Output every line below exactly.

[Data items]
** begin **
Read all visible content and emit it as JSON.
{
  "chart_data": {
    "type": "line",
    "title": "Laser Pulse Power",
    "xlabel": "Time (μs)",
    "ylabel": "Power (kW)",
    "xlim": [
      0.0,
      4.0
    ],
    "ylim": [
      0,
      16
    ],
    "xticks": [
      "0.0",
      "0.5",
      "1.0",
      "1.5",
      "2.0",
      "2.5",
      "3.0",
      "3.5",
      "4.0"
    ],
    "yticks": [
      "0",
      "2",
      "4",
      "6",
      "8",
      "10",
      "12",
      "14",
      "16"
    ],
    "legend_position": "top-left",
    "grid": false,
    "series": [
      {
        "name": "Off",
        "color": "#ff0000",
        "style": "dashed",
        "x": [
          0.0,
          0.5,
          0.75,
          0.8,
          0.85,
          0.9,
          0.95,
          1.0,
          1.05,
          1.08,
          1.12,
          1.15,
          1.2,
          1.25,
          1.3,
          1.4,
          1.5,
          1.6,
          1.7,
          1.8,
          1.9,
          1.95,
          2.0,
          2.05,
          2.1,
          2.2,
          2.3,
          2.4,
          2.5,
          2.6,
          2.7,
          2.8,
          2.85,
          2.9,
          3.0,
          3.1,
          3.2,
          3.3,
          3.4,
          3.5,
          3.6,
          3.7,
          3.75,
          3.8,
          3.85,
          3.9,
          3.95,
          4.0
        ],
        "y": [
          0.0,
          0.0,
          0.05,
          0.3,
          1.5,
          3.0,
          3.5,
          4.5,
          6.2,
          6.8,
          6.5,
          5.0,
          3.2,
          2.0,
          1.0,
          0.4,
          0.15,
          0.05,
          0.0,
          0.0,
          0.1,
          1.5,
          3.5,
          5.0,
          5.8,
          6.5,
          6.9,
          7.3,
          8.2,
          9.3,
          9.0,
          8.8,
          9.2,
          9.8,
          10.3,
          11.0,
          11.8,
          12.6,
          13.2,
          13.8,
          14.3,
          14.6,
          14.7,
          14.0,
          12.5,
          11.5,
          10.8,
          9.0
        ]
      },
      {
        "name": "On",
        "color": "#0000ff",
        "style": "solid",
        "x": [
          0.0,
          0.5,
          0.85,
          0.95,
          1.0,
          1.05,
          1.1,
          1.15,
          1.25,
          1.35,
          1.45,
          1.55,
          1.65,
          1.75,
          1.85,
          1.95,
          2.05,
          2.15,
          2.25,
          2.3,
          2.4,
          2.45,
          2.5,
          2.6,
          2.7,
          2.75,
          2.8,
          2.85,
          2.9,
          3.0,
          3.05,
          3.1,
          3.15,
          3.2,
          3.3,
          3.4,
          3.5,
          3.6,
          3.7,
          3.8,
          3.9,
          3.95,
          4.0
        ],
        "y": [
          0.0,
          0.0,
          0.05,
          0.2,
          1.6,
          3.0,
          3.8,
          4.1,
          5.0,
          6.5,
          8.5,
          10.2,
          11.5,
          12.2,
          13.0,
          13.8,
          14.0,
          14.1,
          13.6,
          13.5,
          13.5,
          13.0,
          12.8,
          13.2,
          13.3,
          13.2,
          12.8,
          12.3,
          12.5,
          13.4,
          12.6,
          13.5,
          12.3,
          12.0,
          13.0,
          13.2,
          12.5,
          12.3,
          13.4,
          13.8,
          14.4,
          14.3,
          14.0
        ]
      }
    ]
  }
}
** end **
== Response to the exercise ==
Read all visible content and emit it as JSON.
{
  "chart_data": {
    "type": "line",
    "title": "Laser Pulse Power",
    "xlabel": "Time (μs)",
    "ylabel": "Power (kW)",
    "xlim": [
      0.0,
      4.0
    ],
    "ylim": [
      0,
      16
    ],
    "xticks": [
      "0.0",
      "0.5",
      "1.0",
      "1.5",
      "2.0",
      "2.5",
      "3.0",
      "3.5",
      "4.0"
    ],
    "yticks": [
      "0",
      "2",
      "4",
      "6",
      "8",
      "10",
      "12",
      "14",
      "16"
    ],
    "legend_position": "top-left",
    "grid": false,
    "series": [
      {
        "name": "Off",
        "color": "#ff0000",
        "style": "dashed",
        "x": [
          0.0,
          0.5,
          0.75,
          0.8,
          0.85,
          0.9,
          0.95,
          1.0,
          1.05,
          1.08,
          1.12,
          1.15,
          1.2,
          1.25,
          1.3,
          1.4,
          1.5,
          1.6,
          1.7,
          1.8,
          1.9,
          1.95,
          2.0,
          2.05,
          2.1,
          2.2,
          2.3,
          2.4,
          2.5,
          2.6,
          2.7,
          2.8,
          2.85,
          2.9,
          3.0,
          3.1,
          3.2,
          3.3,
          3.4,
          3.5,
          3.6,
          3.7,
          3.75,
          3.8,
          3.85,
          3.9,
          3.95,
          4.0
        ],
        "y": [
          0.0,
          0.0,
          0.05,
          0.3,
          1.5,
          3.0,
          3.5,
          4.5,
          6.2,
          6.8,
          6.5,
          5.0,
          3.2,
          2.0,
          1.0,
          0.4,
          0.15,
          0.05,
          0.0,
          0.0,
          0.1,
          1.5,
          3.5,
          5.0,
          5.8,
          6.5,
          6.9,
          7.3,
          8.2,
          9.3,
          9.0,
          8.8,
          9.2,
          9.8,
          10.3,
          11.0,
          11.8,
          12.6,
          13.2,
          13.8,
          14.3,
          14.6,
          14.7,
          14.0,
          12.5,
          11.5,
          10.8,
          9.0
        ]
      },
      {
        "name": "On",
        "color": "#0000ff",
        "style": "solid",
        "x": [
          0.0,
          0.5,
          0.85,
          0.95,
          1.0,
          1.05,
          1.1,
          1.15,
          1.25,
          1.35,
          1.45,
          1.55,
          1.65,
          1.75,
          1.85,
          1.95,
          2.05,
          2.15,
          2.25,
          2.3,
          2.4,
          2.45,
          2.5,
          2.6,
          2.7,
          2.75,
          2.8,
          2.85,
          2.9,
          3.0,
          3.05,
          3.1,
          3.15,
          3.2,
          3.3,
          3.4,
          3.5,
          3.6,
          3.7,
          3.8,
          3.9,
          3.95,
          4.0
        ],
        "y": [
          0.0,
          0.0,
          0.05,
          0.2,
          1.6,
          3.0,
          3.8,
          4.1,
          5.0,
          6.5,
          8.5,
          10.2,
          11.5,
          12.2,
          13.0,
          13.8,
          14.0,
          14.1,
          13.6,
          13.5,
          13.5,
          13.0,
          12.8,
          13.2,
          13.3,
          13.2,
          12.8,
          12.3,
          12.5,
          13.4,
          12.6,
          13.5,
          12.3,
          12.0,
          13.0,
          13.2,
          12.5,
          12.3,
          13.4,
          13.8,
          14.4,
          14.3,
          14.0
        ]
      }
    ]
  }
}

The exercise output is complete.